Pull each line holding "JSON" out of the entries below.

☆ ☆ ☆

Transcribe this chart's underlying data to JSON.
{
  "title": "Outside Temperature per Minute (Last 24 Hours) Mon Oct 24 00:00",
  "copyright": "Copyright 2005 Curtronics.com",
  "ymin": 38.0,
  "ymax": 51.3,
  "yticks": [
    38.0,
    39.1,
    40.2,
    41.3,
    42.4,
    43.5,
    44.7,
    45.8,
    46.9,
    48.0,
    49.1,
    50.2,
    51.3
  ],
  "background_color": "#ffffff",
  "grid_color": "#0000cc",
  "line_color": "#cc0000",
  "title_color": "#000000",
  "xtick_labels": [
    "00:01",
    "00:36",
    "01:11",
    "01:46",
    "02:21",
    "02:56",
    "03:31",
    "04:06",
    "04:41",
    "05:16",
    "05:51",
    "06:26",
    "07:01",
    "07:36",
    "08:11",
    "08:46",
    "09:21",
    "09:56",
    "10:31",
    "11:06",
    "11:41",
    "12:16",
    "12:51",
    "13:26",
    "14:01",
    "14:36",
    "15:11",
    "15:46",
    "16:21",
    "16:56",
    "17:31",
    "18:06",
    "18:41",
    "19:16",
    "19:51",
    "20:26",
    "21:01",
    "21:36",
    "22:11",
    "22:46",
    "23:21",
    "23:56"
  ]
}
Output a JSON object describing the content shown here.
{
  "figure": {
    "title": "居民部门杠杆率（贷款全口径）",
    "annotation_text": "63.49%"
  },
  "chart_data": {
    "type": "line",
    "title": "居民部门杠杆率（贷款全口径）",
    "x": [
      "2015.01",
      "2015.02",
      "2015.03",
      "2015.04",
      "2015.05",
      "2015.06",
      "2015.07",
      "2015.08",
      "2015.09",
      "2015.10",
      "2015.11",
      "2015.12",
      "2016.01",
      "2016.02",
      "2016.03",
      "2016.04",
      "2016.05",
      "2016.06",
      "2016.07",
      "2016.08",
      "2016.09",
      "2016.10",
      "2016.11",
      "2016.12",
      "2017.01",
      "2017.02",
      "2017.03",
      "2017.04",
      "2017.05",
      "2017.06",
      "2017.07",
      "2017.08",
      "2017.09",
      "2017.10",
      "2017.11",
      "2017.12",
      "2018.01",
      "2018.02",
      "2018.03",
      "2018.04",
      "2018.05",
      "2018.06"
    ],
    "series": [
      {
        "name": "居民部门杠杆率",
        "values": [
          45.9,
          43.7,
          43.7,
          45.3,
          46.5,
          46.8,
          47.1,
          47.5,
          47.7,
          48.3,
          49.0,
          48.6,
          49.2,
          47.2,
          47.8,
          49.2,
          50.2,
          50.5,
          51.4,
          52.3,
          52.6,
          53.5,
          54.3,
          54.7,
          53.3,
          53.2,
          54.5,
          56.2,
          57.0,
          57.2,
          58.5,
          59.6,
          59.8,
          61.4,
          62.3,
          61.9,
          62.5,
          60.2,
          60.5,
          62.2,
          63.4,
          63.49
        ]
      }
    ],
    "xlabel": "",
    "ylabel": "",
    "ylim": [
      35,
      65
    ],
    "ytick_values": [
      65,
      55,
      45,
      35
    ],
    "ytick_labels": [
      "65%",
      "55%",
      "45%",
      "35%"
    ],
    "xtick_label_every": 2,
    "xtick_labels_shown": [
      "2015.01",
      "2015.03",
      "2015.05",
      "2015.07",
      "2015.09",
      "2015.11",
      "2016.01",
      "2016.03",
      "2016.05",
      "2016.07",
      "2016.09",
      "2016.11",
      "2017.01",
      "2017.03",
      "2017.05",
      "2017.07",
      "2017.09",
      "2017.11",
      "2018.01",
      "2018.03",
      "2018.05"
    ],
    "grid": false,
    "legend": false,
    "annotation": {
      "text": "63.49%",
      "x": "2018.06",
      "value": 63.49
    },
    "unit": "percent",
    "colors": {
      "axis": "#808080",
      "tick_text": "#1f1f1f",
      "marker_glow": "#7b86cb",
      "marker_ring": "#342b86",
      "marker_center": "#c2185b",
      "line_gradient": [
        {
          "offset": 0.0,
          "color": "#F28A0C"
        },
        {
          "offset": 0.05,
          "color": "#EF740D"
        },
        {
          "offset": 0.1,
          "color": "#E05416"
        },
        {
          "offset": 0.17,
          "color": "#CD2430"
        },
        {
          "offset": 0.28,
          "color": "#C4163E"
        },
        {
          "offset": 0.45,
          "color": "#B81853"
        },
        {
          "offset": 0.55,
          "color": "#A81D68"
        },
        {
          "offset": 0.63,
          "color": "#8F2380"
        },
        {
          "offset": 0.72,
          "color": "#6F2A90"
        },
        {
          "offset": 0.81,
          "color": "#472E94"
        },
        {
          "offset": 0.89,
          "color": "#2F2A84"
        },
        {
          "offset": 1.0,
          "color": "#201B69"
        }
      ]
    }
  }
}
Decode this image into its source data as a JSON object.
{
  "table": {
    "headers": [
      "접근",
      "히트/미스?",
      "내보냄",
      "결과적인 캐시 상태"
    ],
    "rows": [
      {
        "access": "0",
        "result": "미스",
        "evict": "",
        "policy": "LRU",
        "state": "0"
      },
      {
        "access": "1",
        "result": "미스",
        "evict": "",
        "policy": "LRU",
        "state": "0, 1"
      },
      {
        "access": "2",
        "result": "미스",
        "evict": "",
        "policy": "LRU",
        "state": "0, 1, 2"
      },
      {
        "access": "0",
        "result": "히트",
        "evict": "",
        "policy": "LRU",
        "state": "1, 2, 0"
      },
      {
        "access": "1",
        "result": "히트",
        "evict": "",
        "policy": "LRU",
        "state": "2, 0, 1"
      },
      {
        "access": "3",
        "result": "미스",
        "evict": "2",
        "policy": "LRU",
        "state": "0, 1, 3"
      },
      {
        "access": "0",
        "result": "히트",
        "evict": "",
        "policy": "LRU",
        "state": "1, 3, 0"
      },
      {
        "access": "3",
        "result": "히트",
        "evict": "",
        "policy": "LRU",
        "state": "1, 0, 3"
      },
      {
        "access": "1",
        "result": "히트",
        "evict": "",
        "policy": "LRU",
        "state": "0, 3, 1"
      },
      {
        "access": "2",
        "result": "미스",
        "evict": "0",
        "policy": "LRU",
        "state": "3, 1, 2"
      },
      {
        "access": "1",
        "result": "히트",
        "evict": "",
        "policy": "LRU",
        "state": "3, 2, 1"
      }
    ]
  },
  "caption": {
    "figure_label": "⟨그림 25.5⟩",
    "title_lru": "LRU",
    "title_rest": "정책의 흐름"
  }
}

☆ ☆ ☆

:: The solution ::
Transcribe this chart's underlying data to JSON.
Output a JSON object describing the content shown here.
Decode this image into its source data as a JSON object.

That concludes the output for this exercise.